++++ 提示文
「子ども同士の付き合い」が前提のママ友という関係は、価値観や環境の違いからさまざまなすれ違いが起きやすい――。ママたちの実体験を元に、ママ友ウォッチャーのライター・池守りぜねが、ママ友トラブルの解決策を考える。
ママ友の家に遊びに行く際、子どもが不注意から食器やおもちゃなどを壊したりしないかと心配になったことがあるというお母さんは多い。寒さが厳しくなる今の時期、公園遊びがしづらくなり、室内で過ごす機会も増えるが、今回は、やんちゃな子どもを抱えるお母さんのちょっとしたトラブルを取り上げる。
ママ友の一軒家で走り回る我が子にハラハラ
江梨子さん(仮名・34歳)は、首都圏で4歳になる英人くん(仮名)の子育てをしている。彼女は東京出身だが、妊娠をきっかけに夫の実家の近県に家族で引っ越してきた。
「首都圏在住ですが、都内まで出るのに1時間半もかかるんです。以前は、もともと仲の良かった都内在住の友達と子連れで会うこともありましたが、なかなか一苦労で……。子どもが幼稚園に入園してからは、そこでできた近隣のママ友とばかり付き合うようになっています」
英人くんが通っている幼稚園のママ友である和美さん(仮名・36歳)は、子どもが同じ水泳教室に通っているため、幼稚園以外の時間もよく一緒に過ごしているそうだ。
++++++++
++++ 行一覧
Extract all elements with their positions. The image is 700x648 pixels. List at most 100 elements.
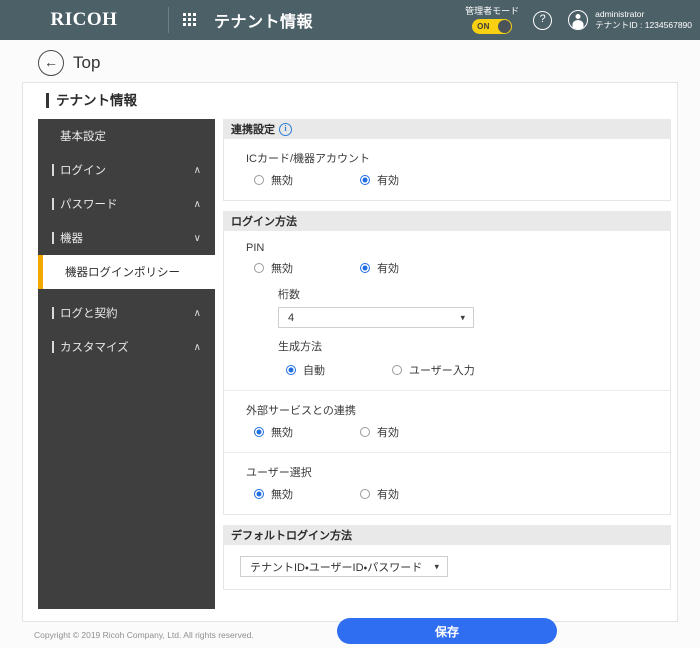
radio-label: 有効 <box>377 263 399 275</box>
radio-option-disabled[interactable]: 無効 <box>254 172 360 188</box>
digits-select[interactable]: 4 ▾ <box>278 307 474 328</box>
radio-icon-selected[interactable] <box>360 263 370 273</box>
header-right-cluster: 管理者モード ON ? administrator テナントID : 12345… <box>465 6 700 34</box>
radio-icon[interactable] <box>360 427 370 437</box>
header-divider <box>168 7 169 33</box>
radio-label: 有効 <box>377 489 399 501</box>
sidebar-item-device-login-policy[interactable]: 機器ログインポリシー <box>38 255 215 289</box>
chevron-up-icon: ∧ <box>193 341 201 353</box>
radio-icon-selected[interactable] <box>360 175 370 185</box>
field-ic-card-device-account: ICカード/機器アカウント 無効 有効 <box>224 139 670 200</box>
digits-select-value: 4 <box>288 311 295 324</box>
card-title: テナント情報 <box>46 93 137 108</box>
sidebar-item-login[interactable]: ログイン ∧ <box>38 153 215 187</box>
sidebar-accent-bar <box>52 164 54 176</box>
help-icon[interactable]: ? <box>533 10 553 30</box>
sidebar-accent-bar <box>52 232 54 244</box>
radio-group-generation: 自動 ユーザー入力 <box>278 362 670 378</box>
radio-label: ユーザー入力 <box>409 365 475 377</box>
section-body-cooperation: ICカード/機器アカウント 無効 有効 <box>223 139 671 201</box>
toggle-state-label: ON <box>477 22 490 31</box>
admin-mode-control[interactable]: 管理者モード ON <box>465 6 519 34</box>
radio-option-disabled[interactable]: 無効 <box>254 486 360 502</box>
radio-group-pin: 無効 有効 <box>246 260 670 276</box>
sidebar-item-label: ログイン <box>60 165 106 177</box>
sidebar-item-logs-contract[interactable]: ログと契約 ∧ <box>38 296 215 330</box>
sidebar-item-basic-settings[interactable]: 基本設定 <box>38 119 215 153</box>
field-user-select: ユーザー選択 無効 有効 <box>224 452 670 514</box>
sidebar-accent-bar <box>52 198 54 210</box>
sidebar-accent-bar <box>52 341 54 353</box>
field-label: ICカード/機器アカウント <box>246 153 371 165</box>
radio-option-enabled[interactable]: 有効 <box>360 260 399 276</box>
radio-label: 無効 <box>271 489 293 501</box>
admin-mode-label: 管理者モード <box>465 6 520 16</box>
chevron-up-icon: ∧ <box>193 164 201 176</box>
radio-icon[interactable] <box>360 489 370 499</box>
ricoh-logo: RICOH <box>50 9 118 30</box>
radio-icon[interactable] <box>254 263 264 273</box>
subfield-label: 桁数 <box>278 289 300 301</box>
section-title: ログイン方法 <box>231 216 297 228</box>
info-icon[interactable]: i <box>279 122 292 136</box>
section-header-login-method: ログイン方法 <box>223 211 671 231</box>
radio-option-enabled[interactable]: 有効 <box>360 172 399 188</box>
field-label: PIN <box>246 242 265 254</box>
chevron-up-icon: ∧ <box>193 307 201 319</box>
admin-mode-toggle[interactable]: ON <box>472 19 513 34</box>
toggle-knob <box>498 20 512 33</box>
back-arrow-icon[interactable]: ← <box>38 49 64 76</box>
sidebar-accent-bar <box>52 307 54 319</box>
page-title: テナント情報 <box>214 14 314 31</box>
field-pin: PIN 無効 有効 桁数 4 ▾ 生成方法 自動 ユーザー入力 <box>224 231 670 390</box>
user-account-block[interactable]: administrator テナントID : 1234567890 <box>568 9 692 31</box>
radio-label: 無効 <box>271 427 293 439</box>
sidebar-item-label: 機器ログインポリシー <box>65 267 180 279</box>
apps-grid-icon[interactable] <box>183 12 198 28</box>
section-body-login-method: PIN 無効 有効 桁数 4 ▾ 生成方法 自動 ユーザー入力 外部サービスとの… <box>223 231 671 515</box>
section-title: デフォルトログイン方法 <box>231 530 352 542</box>
radio-option-disabled[interactable]: 無効 <box>254 424 360 440</box>
radio-icon-selected[interactable] <box>254 489 264 499</box>
radio-icon[interactable] <box>254 175 264 185</box>
section-title: 連携設定 <box>231 124 275 136</box>
breadcrumb: ← Top <box>0 40 700 85</box>
sidebar-item-password[interactable]: パスワード ∧ <box>38 187 215 221</box>
top-header-bar: RICOH テナント情報 管理者モード ON ? administrator テ… <box>0 0 700 40</box>
default-login-select[interactable]: テナントID・ユーザーID・パスワード ▾ <box>240 556 448 577</box>
section-header-cooperation: 連携設定 i <box>223 119 671 139</box>
chevron-up-icon: ∧ <box>193 198 201 210</box>
sidebar-item-customize[interactable]: カスタマイズ ∧ <box>38 330 215 364</box>
radio-label: 無効 <box>271 175 293 187</box>
field-label: 外部サービスとの連携 <box>246 405 356 417</box>
radio-option-enabled[interactable]: 有効 <box>360 486 399 502</box>
tenant-id: テナントID : 1234567890 <box>595 20 692 30</box>
user-name: administrator <box>595 9 645 19</box>
chevron-down-icon: ▾ <box>460 312 465 322</box>
avatar-icon <box>568 10 589 30</box>
radio-option-user-input[interactable]: ユーザー入力 <box>392 362 475 378</box>
sidebar-nav: 基本設定 ログイン ∧ パスワード ∧ 機器 ∨ 機器ログインポリシー ログと契… <box>38 119 215 609</box>
radio-label: 有効 <box>377 175 399 187</box>
field-label: ユーザー選択 <box>246 467 312 479</box>
radio-option-enabled[interactable]: 有効 <box>360 424 399 440</box>
breadcrumb-top-link[interactable]: Top <box>73 53 100 73</box>
chevron-down-icon: ∨ <box>193 232 201 244</box>
footer: Copyright © 2019 Ricoh Company, Ltd. All… <box>0 622 700 648</box>
radio-group-ic-card: 無効 有効 <box>246 172 670 188</box>
sidebar-item-device[interactable]: 機器 ∨ <box>38 221 215 255</box>
user-info: administrator テナントID : 1234567890 <box>595 9 692 31</box>
radio-label: 自動 <box>303 365 325 377</box>
radio-option-auto[interactable]: 自動 <box>286 362 392 378</box>
sidebar-item-label: ログと契約 <box>60 308 118 320</box>
field-external-service: 外部サービスとの連携 無効 有効 <box>224 390 670 452</box>
chevron-down-icon: ▾ <box>434 561 439 571</box>
radio-label: 有効 <box>377 427 399 439</box>
radio-icon[interactable] <box>392 365 402 375</box>
radio-icon-selected[interactable] <box>254 427 264 437</box>
radio-option-disabled[interactable]: 無効 <box>254 260 360 276</box>
radio-icon-selected[interactable] <box>286 365 296 375</box>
++++++++
* 課題一覧
a: 記録のうち、「radio-label: 有効 <box>377 263 399 275</box>」を含む行から「radio-label: 有効 <box>377 489 399 501</box>」を含む行までを、両端の行も含めて一字一句そのまま書き出してください。
b: ママ友トラブルの記事を、最後の文の後から書き継いでください。

* 各課題の解答
a:
radio-label: 有効 <box>377 263 399 275</box>
radio-option-disabled[interactable]: 無効 <box>254 172 360 188</box>
digits-select[interactable]: 4 ▾ <box>278 307 474 328</box>
radio-icon-selected[interactable] <box>360 263 370 273</box>
header-right-cluster: 管理者モード ON ? administrator テナントID : 12345… <box>465 6 700 34</box>
radio-icon[interactable] <box>360 427 370 437</box>
header-divider <box>168 7 169 33</box>
radio-label: 有効 <box>377 489 399 501</box>

b:
「和美さんの家は、一軒家でうちから歩いて10分くらいの距離。ちょっとした用事がある時など、和美さんの家で息子を預かってもらうこともあるんです。うちにも来てもらいたいのですが、マンション住まいで、部屋もあまり広くないため、呼びづらくって。室内で遊ぶ時は和美さんの家で集まることが多いですね。夏は和美さんの家の庭で、簡易プールを出して水浴びをしていました」
英人くんは、「室内を走り回るなど、どうにも落ち着きがないタイプ」とのこと。しかも4歳にしては体が大きいため、「和美さんの家に遊びに行くと目が離せない」そうだ。
「給食がない早帰りの日は、和美さんの家に仲良しのママ友で集まり、スーパーで買った惣菜を食べることもあります。そういう時、うちの息子は『これ、なに?』といって、すぐに家の中のものを触ったり、部屋の中を走ろうとするから、本当に気が抜けません。何かやらかしそうになったら、すぐに注意するようにしています」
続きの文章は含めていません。